DATA:

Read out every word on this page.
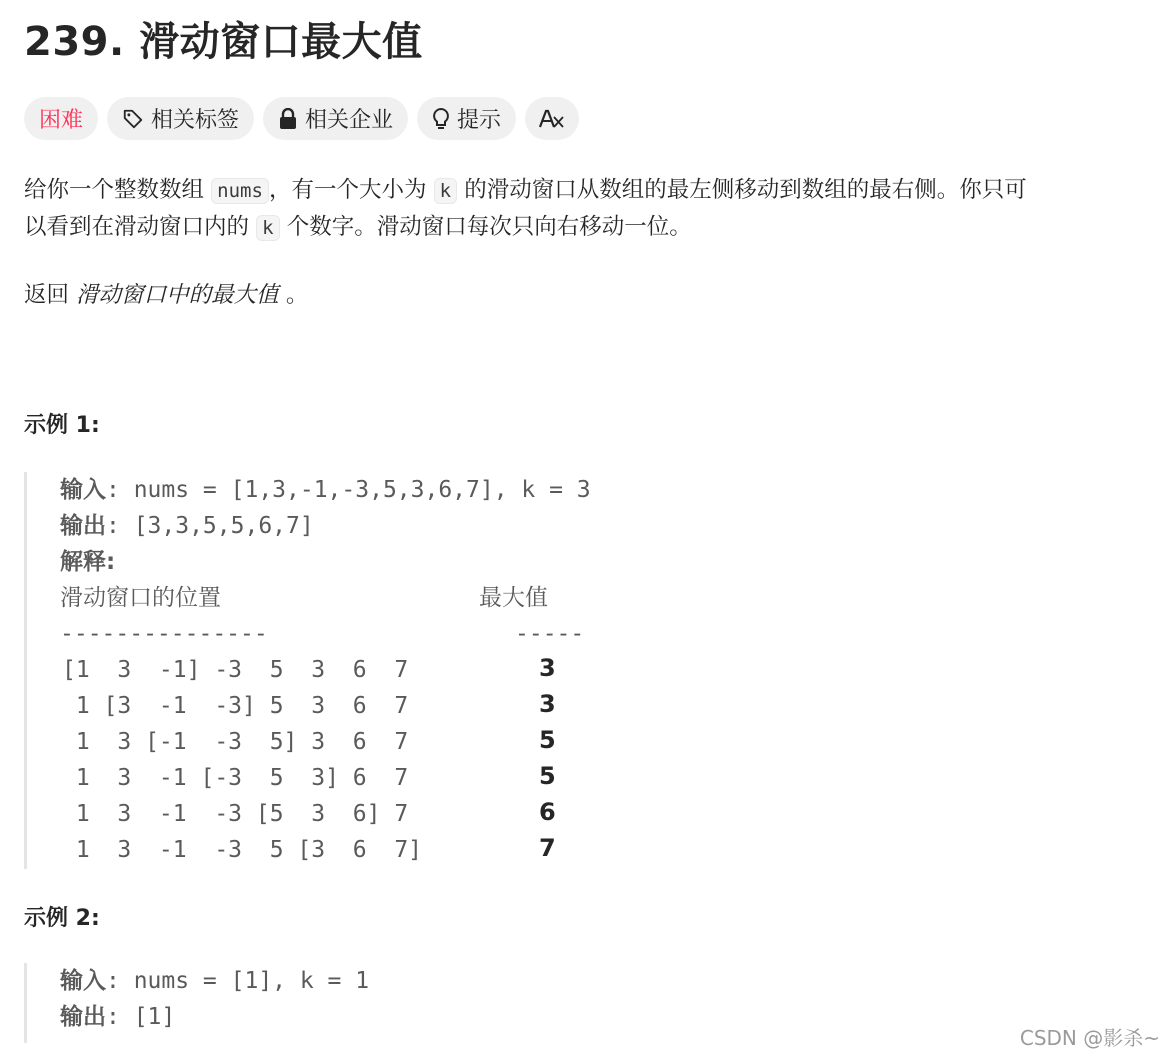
239. 滑动窗口最大值
困难	相关标签	相关企业	提示
给你一个整数数组 nums ，有一个大小为 k 的滑动窗口从数组的最左侧移动到数组的最右侧。你只可
以看到在滑动窗口内的 k 个数字。滑动窗口每次只向右移动一位。
返回 滑动窗口中的最大值 。
示例 1:
输入: nums = [1,3,-1,-3,5,3,6,7], k = 3
输出: [3,3,5,5,6,7]
解释:
滑动窗口的位置	最大值
---------------	-----
[1  3  -1] -3  5  3  6  7	3
1 [3  -1  -3] 5  3  6  7	3
1  3 [-1  -3  5] 3  6  7	5
1  3  -1 [-3  5  3] 6  7	5
1  3  -1  -3 [5  3  6] 7	6
1  3  -1  -3  5 [3  6  7]	7
示例 2:
输入: nums = [1], k = 1
输出: [1]
CSDN @影杀~
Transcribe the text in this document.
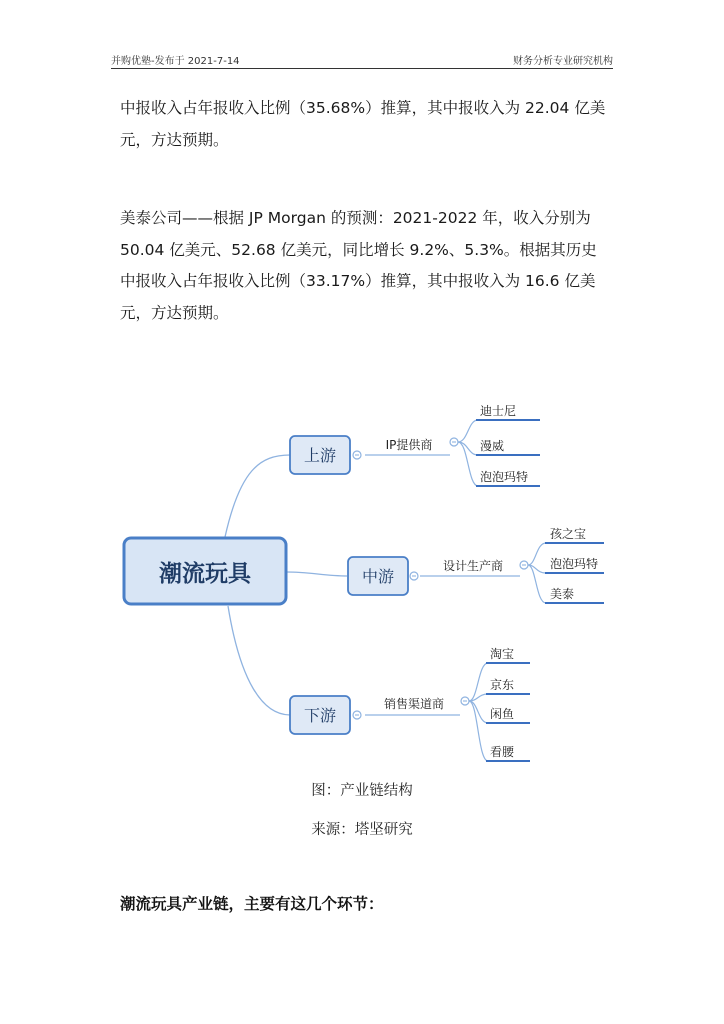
并购优塾-发布于 2021-7-14	财务分析专业研究机构
中报收入占年报收入比例（35.68%）推算，其中报收入为 22.04 亿美元，方达预期。
美泰公司——根据 JP Morgan 的预测：2021-2022 年，收入分别为 50.04 亿美元、52.68 亿美元，同比增长 9.2%、5.3%。根据其历史中报收入占年报收入比例（33.17%）推算，其中报收入为 16.6 亿美元，方达预期。
潮流玩具
上游
中游
下游
IP提供商
设计生产商
销售渠道商
迪士尼
漫威
泡泡玛特
孩之宝
泡泡玛特
美泰
淘宝
京东
闲鱼
看腰
图：产业链结构
来源：塔坚研究
潮流玩具产业链，主要有这几个环节：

INSTRUCTION:
Repeat the preceding records precisely, and leave every picture out of the copy.

PROBLEM SOLUTION:
Read out every word on this page.
239. 滑动窗口最大值
困难	相关标签	相关企业	提示
给你一个整数数组 nums ，有一个大小为 k 的滑动窗口从数组的最左侧移动到数组的最右侧。你只可
以看到在滑动窗口内的 k 个数字。滑动窗口每次只向右移动一位。
返回 滑动窗口中的最大值 。
示例 1:
输入: nums = [1,3,-1,-3,5,3,6,7], k = 3
输出: [3,3,5,5,6,7]
解释:
滑动窗口的位置	最大值
---------------	-----
[1  3  -1] -3  5  3  6  7	3
1 [3  -1  -3] 5  3  6  7	3
1  3 [-1  -3  5] 3  6  7	5
1  3  -1 [-3  5  3] 6  7	5
1  3  -1  -3 [5  3  6] 7	6
1  3  -1  -3  5 [3  6  7]	7
示例 2:
输入: nums = [1], k = 1
输出: [1]
CSDN @影杀~
Transcribe the text in this document.
并购优塾-发布于 2021-7-14	财务分析专业研究机构
中报收入占年报收入比例（35.68%）推算，其中报收入为 22.04 亿美元，方达预期。
美泰公司——根据 JP Morgan 的预测：2021-2022 年，收入分别为 50.04 亿美元、52.68 亿美元，同比增长 9.2%、5.3%。根据其历史中报收入占年报收入比例（33.17%）推算，其中报收入为 16.6 亿美元，方达预期。
潮流玩具
上游
中游
下游
IP提供商
设计生产商
销售渠道商
迪士尼
漫威
泡泡玛特
孩之宝
泡泡玛特
美泰
淘宝
京东
闲鱼
看腰
图：产业链结构
来源：塔坚研究
潮流玩具产业链，主要有这几个环节：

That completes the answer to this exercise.